- [TASK DIRECTIONS] Below are some entries. Output each one exactly as it appears.

- [INPUT DATA]
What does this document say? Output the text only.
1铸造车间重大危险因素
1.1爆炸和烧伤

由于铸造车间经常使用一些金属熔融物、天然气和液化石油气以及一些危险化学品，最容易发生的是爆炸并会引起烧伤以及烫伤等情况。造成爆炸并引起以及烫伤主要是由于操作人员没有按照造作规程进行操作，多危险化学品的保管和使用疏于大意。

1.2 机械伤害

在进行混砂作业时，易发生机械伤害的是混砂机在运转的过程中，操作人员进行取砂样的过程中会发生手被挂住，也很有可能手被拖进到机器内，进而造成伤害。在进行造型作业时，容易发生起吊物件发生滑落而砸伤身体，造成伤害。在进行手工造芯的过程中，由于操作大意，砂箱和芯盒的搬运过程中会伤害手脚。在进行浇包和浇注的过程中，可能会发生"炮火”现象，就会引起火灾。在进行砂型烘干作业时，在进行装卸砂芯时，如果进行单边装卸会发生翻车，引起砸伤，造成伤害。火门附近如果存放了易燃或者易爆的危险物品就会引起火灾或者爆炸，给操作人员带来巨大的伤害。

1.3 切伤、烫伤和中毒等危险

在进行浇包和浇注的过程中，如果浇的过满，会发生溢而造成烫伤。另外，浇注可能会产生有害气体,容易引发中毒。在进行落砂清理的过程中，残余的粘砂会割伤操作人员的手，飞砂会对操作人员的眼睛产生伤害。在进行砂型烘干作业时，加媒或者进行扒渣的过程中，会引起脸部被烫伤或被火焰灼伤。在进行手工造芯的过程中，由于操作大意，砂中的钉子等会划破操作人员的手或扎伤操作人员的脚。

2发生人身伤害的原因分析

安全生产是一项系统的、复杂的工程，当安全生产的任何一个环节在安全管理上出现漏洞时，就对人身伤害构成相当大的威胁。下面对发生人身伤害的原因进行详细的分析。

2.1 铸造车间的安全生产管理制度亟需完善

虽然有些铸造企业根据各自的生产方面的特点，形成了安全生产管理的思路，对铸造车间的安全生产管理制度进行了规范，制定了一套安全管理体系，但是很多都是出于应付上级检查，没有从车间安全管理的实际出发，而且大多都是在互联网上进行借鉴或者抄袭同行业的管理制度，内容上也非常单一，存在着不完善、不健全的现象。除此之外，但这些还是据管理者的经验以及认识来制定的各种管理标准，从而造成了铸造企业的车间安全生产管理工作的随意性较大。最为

- [RESPONSE FOR THIS EXERCISE]
What does this document say? Output the text only.
1铸造车间重大危险因素
1.1爆炸和烧伤

由于铸造车间经常使用一些金属熔融物、天然气和液化石油气以及一些危险化学品，最容易发生的是爆炸并会引起烧伤以及烫伤等情况。造成爆炸并引起以及烫伤主要是由于操作人员没有按照造作规程进行操作，多危险化学品的保管和使用疏于大意。

1.2 机械伤害

在进行混砂作业时，易发生机械伤害的是混砂机在运转的过程中，操作人员进行取砂样的过程中会发生手被挂住，也很有可能手被拖进到机器内，进而造成伤害。在进行造型作业时，容易发生起吊物件发生滑落而砸伤身体，造成伤害。在进行手工造芯的过程中，由于操作大意，砂箱和芯盒的搬运过程中会伤害手脚。在进行浇包和浇注的过程中，可能会发生"炮火”现象，就会引起火灾。在进行砂型烘干作业时，在进行装卸砂芯时，如果进行单边装卸会发生翻车，引起砸伤，造成伤害。火门附近如果存放了易燃或者易爆的危险物品就会引起火灾或者爆炸，给操作人员带来巨大的伤害。

1.3 切伤、烫伤和中毒等危险

在进行浇包和浇注的过程中，如果浇的过满，会发生溢而造成烫伤。另外，浇注可能会产生有害气体,容易引发中毒。在进行落砂清理的过程中，残余的粘砂会割伤操作人员的手，飞砂会对操作人员的眼睛产生伤害。在进行砂型烘干作业时，加媒或者进行扒渣的过程中，会引起脸部被烫伤或被火焰灼伤。在进行手工造芯的过程中，由于操作大意，砂中的钉子等会划破操作人员的手或扎伤操作人员的脚。

2发生人身伤害的原因分析

安全生产是一项系统的、复杂的工程，当安全生产的任何一个环节在安全管理上出现漏洞时，就对人身伤害构成相当大的威胁。下面对发生人身伤害的原因进行详细的分析。

2.1 铸造车间的安全生产管理制度亟需完善

虽然有些铸造企业根据各自的生产方面的特点，形成了安全生产管理的思路，对铸造车间的安全生产管理制度进行了规范，制定了一套安全管理体系，但是很多都是出于应付上级检查，没有从车间安全管理的实际出发，而且大多都是在互联网上进行借鉴或者抄袭同行业的管理制度，内容上也非常单一，存在着不完善、不健全的现象。除此之外，但这些还是据管理者的经验以及认识来制定的各种管理标准，从而造成了铸造企业的车间安全生产管理工作的随意性较大。最为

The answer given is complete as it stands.